◆ Requirements ◆
Work through the entries below and report how many lines include "color". The number alone is the answer.

## Begin

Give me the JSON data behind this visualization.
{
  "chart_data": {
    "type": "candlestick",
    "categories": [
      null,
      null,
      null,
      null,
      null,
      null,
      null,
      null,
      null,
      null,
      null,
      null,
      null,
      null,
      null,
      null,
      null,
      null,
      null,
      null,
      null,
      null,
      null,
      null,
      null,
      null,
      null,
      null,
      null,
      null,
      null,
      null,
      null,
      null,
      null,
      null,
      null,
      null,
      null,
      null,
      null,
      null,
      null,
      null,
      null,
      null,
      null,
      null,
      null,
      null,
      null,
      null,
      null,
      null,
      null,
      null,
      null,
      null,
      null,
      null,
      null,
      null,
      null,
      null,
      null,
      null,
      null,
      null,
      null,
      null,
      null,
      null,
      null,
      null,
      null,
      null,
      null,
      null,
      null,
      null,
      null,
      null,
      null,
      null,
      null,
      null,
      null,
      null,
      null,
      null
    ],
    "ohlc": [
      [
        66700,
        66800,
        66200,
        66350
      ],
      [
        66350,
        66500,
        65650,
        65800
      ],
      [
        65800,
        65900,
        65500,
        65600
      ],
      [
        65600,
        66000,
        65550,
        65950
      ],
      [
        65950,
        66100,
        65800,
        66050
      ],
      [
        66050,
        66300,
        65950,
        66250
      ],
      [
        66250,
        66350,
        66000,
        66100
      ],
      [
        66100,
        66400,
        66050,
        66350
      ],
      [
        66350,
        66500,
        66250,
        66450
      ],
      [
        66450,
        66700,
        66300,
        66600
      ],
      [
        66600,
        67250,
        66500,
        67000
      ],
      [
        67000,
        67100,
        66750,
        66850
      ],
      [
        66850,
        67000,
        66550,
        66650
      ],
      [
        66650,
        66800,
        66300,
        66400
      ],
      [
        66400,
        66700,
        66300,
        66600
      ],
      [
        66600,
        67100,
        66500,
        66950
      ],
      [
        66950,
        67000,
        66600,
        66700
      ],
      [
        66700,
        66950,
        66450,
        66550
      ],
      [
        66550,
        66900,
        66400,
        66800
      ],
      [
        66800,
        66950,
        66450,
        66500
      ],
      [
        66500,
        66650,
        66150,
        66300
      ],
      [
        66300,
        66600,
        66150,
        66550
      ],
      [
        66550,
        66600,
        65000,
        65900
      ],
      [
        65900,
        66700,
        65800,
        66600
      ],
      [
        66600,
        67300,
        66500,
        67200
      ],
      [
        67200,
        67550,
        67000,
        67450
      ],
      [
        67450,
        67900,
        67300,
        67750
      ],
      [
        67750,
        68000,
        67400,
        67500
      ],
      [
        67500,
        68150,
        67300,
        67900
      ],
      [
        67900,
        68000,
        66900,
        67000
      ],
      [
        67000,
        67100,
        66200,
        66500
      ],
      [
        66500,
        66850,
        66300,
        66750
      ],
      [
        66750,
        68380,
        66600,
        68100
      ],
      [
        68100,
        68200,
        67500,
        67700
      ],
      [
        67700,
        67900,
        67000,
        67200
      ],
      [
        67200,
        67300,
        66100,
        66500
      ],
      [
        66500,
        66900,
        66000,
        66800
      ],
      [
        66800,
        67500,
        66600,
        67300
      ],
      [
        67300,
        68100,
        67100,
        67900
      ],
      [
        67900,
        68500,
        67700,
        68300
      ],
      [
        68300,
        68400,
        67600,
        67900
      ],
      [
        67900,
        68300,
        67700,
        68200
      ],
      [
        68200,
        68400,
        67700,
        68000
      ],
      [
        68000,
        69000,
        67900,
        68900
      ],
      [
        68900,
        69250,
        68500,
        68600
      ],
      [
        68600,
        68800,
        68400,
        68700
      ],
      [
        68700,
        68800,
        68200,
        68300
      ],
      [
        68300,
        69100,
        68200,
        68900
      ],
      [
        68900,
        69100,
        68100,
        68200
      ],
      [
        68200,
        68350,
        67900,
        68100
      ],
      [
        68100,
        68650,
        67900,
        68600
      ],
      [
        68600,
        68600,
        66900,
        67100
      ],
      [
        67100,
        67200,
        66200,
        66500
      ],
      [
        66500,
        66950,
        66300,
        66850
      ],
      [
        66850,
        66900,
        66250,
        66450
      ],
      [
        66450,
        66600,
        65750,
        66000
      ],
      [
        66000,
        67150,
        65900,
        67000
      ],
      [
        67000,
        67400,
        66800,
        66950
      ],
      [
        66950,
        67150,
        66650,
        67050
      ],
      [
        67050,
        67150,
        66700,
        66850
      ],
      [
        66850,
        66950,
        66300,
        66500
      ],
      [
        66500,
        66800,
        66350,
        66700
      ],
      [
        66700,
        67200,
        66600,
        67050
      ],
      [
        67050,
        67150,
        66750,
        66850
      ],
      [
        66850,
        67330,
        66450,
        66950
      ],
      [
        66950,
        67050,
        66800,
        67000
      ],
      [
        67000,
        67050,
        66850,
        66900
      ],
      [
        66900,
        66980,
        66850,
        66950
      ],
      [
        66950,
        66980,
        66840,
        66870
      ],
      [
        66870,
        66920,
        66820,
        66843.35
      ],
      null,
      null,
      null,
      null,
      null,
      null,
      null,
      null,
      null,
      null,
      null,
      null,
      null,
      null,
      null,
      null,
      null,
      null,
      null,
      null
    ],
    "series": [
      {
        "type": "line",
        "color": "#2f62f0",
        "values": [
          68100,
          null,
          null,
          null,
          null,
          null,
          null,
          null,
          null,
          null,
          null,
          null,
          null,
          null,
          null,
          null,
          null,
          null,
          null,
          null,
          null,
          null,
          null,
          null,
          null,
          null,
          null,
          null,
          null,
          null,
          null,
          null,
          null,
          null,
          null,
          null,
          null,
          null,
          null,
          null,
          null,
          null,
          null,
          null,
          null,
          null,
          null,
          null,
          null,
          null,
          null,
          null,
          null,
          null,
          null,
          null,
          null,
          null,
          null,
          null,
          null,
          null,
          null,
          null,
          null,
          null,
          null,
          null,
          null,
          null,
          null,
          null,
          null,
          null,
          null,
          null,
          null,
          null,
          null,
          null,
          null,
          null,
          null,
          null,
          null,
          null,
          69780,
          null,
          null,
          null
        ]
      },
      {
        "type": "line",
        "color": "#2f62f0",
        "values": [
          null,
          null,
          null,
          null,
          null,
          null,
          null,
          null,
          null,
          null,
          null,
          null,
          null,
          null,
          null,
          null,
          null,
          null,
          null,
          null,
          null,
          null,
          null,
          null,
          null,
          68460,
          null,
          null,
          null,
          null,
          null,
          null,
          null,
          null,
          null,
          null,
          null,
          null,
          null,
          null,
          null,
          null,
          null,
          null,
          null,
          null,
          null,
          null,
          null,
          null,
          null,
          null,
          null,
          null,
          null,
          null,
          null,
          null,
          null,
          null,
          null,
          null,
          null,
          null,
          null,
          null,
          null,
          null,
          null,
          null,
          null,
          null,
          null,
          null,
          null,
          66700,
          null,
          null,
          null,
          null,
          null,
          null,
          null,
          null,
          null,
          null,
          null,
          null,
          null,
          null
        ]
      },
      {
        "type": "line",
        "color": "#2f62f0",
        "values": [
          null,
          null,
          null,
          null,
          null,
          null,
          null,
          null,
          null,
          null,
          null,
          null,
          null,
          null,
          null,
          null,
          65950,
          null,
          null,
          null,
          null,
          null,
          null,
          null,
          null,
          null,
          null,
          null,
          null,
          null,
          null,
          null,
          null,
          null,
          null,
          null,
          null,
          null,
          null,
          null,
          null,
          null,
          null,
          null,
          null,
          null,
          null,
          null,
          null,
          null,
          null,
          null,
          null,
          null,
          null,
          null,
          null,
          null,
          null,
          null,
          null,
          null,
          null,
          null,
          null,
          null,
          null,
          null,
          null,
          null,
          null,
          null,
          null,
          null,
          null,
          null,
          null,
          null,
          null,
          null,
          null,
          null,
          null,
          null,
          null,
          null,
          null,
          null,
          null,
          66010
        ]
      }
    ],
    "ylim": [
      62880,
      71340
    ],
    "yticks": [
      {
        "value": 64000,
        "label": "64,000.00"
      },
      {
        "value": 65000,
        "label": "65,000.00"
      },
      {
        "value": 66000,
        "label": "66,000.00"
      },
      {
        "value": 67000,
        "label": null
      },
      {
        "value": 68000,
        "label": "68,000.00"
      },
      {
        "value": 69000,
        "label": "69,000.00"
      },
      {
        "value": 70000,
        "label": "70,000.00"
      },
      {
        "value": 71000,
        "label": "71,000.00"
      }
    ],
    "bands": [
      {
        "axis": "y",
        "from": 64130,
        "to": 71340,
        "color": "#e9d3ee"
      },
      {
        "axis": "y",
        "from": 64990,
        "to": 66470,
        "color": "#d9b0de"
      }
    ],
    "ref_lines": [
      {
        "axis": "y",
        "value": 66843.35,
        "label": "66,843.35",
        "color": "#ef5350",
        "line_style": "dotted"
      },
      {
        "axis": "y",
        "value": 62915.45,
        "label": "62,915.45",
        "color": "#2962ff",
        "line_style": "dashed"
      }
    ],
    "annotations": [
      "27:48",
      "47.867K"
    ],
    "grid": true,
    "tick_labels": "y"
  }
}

## End

◆ Task output ◆
7